Lines containing the word "Trompete" are to be located and copied.

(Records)
::::::::

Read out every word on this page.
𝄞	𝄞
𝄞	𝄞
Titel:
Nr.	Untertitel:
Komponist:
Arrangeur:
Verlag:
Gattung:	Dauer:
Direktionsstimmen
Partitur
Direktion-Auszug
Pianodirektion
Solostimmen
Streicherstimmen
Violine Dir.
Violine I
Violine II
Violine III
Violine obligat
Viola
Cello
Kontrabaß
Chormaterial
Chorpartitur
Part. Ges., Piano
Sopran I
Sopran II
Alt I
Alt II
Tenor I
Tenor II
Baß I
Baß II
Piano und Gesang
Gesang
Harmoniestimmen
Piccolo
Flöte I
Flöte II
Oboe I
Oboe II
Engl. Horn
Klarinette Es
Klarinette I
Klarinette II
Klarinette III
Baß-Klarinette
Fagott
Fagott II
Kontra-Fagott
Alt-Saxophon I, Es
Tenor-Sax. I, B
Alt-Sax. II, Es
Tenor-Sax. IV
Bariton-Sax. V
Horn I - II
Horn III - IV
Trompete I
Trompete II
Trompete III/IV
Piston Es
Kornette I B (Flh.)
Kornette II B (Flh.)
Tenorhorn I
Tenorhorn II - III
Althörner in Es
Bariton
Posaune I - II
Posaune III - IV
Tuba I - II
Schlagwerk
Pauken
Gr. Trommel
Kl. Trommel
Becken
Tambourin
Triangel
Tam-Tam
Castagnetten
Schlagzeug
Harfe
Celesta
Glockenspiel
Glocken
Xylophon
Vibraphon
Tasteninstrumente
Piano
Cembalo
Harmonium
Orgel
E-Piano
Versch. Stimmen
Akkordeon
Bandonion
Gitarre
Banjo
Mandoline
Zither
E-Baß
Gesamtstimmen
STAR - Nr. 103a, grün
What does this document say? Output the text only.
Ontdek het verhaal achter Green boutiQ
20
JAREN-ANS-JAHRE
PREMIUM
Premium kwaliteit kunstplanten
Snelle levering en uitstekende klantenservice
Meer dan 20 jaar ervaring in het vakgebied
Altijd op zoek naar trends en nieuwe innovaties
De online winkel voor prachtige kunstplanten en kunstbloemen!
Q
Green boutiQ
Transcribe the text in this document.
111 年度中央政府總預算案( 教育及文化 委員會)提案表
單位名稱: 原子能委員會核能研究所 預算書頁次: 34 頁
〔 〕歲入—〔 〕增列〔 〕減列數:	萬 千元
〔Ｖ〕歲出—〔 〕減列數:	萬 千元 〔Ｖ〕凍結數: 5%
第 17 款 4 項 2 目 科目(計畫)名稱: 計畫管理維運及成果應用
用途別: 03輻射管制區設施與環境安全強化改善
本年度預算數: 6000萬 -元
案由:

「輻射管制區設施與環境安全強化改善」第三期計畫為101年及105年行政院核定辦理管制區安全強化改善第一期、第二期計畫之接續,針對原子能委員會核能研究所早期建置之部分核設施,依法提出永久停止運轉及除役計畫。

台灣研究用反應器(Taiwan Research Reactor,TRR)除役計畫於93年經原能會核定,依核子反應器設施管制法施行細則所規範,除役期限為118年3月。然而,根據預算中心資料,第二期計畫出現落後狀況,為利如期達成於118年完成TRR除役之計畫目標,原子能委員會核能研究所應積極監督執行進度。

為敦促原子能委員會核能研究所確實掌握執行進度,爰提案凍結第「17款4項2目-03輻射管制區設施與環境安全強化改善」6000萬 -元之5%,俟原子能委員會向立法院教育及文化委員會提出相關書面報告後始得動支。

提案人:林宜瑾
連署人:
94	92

::::::::

▶ **EXERCISE SOLUTION**:
Trompete I
Trompete II
Trompete III/IV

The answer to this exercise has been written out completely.